Task
Extract the passage of the lithium toxicity text from "Associated altered mental" up to and including "lithium toxicity [16].", word for word.

Source extract
%%
Associated altered mental states can vary from agitation and confusion to comatose states and seizures. Renal complications associated with chronic lithium toxicity encompass chronic tubulointerstitial nephropathy and nephrogenic diabetes insipidus, which is prevalent among long-term lithium users. Such conditions have the potential to cause intravascular volume depletion and acute pre-renal kidney injury, potentially exacerbating lithium buildup [60]. Electrocardiographic abnormalities can also manifest in cases of chronic toxicity [46].
In situations of acute-on-chronic lithium toxicity, patients exceed their prescribed maintenance dose (overdose) or experience a reduction in lithium clearance, leading to a blend of neurological and gastrointestinal symptoms [61]. This is the most common route of lithium toxicity [16].

3.3. Dialysis for Lithium Toxicity

Because lithium enters cells through the sodium channels, there is differential accumulation of lithium in neurons that fire faster [39]. This may have something to do with the actual mechanism of lithium—and other mood stabilizers—in treating bipolar disorder [41], but also explains lithium toxicity. Coordination of neuronal activity is much more complex than simple activity, and when it comes to movement, coordination of movement generally requires a significant increase in firing rate compared to simple movements [62,63,64]. Consequently, when intraneuronal lithium level increases, neurons that are involved in coordination of movements accumulate more lithium, and are the first to exhibit signs of lithium toxicity. Said differently, dyscoordination is always the first evidence of increasing brain intracellular lithium levels, so that dyscoordination (ataxia, dysarthria, dysmetria, or blurry vision [dyscoordination of eye movements]) is indicative of lithium toxicity [15,39,40].
Mild toxicity, determined by clinical presentation and associated with a lithium plasma value of less than 1.5 mmol/L (Table 1), can frequently be treated with intravenous repletion with normal saline partly by correcting the defect in renal concentrating ability caused by lithium itself [65]. However, treating lithium toxicity ultimately involves removing intracellular lithium. Since lithium must move across the membrane down a concentration gradient, reducing serum lithium levels will accelerate intracellular concentration decline. When diuresis is not sufficient, dialysis needs to be added [35]. On occasion, clinicians may need to deal with other obstacles, such as availability of dialysis services [66,67], or management disagreements [68].
%%
Document layout detection data
%%
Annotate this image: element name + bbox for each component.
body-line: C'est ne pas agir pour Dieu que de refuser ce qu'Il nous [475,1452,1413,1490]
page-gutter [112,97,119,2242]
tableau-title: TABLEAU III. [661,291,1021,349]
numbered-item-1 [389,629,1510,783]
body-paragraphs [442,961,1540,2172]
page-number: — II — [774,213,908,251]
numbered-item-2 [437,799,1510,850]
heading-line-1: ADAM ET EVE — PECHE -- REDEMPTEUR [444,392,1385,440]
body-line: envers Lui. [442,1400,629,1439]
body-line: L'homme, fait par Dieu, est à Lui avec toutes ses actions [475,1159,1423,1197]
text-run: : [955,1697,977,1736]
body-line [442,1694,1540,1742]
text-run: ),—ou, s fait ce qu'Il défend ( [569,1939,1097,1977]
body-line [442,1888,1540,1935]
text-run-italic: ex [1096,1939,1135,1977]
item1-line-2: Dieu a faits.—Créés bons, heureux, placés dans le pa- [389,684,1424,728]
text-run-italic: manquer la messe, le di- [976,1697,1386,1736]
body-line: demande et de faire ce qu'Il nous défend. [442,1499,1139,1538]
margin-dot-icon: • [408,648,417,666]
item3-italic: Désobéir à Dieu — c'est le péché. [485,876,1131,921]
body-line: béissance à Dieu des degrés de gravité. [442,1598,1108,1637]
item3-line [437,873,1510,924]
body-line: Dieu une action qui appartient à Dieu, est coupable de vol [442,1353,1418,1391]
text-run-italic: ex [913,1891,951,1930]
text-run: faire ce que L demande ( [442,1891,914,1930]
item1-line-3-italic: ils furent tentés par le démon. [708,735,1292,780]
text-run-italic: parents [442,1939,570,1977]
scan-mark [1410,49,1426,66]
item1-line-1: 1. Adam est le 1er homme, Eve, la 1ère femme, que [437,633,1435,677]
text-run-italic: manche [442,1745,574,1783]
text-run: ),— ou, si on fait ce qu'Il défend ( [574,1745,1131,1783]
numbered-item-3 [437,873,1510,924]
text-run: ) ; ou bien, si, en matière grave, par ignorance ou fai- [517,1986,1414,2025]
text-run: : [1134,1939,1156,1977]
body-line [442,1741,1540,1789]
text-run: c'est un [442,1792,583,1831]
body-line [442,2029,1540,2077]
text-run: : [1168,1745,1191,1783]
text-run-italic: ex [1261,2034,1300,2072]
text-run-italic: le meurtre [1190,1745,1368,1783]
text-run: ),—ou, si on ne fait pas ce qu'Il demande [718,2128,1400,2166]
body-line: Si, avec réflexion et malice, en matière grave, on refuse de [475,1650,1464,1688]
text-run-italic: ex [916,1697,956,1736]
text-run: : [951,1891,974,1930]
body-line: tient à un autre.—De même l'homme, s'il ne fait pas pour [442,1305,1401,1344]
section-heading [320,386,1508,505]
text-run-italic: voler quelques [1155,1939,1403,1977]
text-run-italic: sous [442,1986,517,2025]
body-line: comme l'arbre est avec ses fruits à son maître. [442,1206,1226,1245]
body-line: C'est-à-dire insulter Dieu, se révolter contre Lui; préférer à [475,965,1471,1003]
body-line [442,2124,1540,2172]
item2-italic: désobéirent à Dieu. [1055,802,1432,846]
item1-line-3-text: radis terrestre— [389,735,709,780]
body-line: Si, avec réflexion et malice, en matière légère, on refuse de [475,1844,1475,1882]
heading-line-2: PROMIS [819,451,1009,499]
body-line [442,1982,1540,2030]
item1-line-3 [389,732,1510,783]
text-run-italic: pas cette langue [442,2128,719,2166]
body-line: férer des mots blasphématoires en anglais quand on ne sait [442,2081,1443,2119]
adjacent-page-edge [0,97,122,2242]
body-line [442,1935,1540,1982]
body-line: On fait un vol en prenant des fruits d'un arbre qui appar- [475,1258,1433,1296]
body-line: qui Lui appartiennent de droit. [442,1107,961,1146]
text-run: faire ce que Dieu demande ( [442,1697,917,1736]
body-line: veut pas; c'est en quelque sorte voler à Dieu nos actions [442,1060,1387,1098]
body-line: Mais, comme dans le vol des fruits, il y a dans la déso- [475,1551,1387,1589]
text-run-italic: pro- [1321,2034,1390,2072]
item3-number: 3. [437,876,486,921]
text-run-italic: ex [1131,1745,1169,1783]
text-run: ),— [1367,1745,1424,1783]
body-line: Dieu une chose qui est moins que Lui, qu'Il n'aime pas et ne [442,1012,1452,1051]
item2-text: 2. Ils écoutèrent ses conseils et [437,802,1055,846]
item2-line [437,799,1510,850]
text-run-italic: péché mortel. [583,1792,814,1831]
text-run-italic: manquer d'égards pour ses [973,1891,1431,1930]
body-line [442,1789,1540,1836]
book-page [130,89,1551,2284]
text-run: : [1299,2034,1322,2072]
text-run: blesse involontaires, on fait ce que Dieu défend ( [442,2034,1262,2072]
%%
Task solution
Associated altered mental states can vary from agitation and confusion to comatose states and seizures. Renal complications associated with chronic lithium toxicity encompass chronic tubulointerstitial nephropathy and nephrogenic diabetes insipidus, which is prevalent among long-term lithium users. Such conditions have the potential to cause intravascular volume depletion and acute pre-renal kidney injury, potentially exacerbating lithium buildup [60]. Electrocardiographic abnormalities can also manifest in cases of chronic toxicity [46].
In situations of acute-on-chronic lithium toxicity, patients exceed their prescribed maintenance dose (overdose) or experience a reduction in lithium clearance, leading to a blend of neurological and gastrointestinal symptoms [61]. This is the most common route of lithium toxicity [16].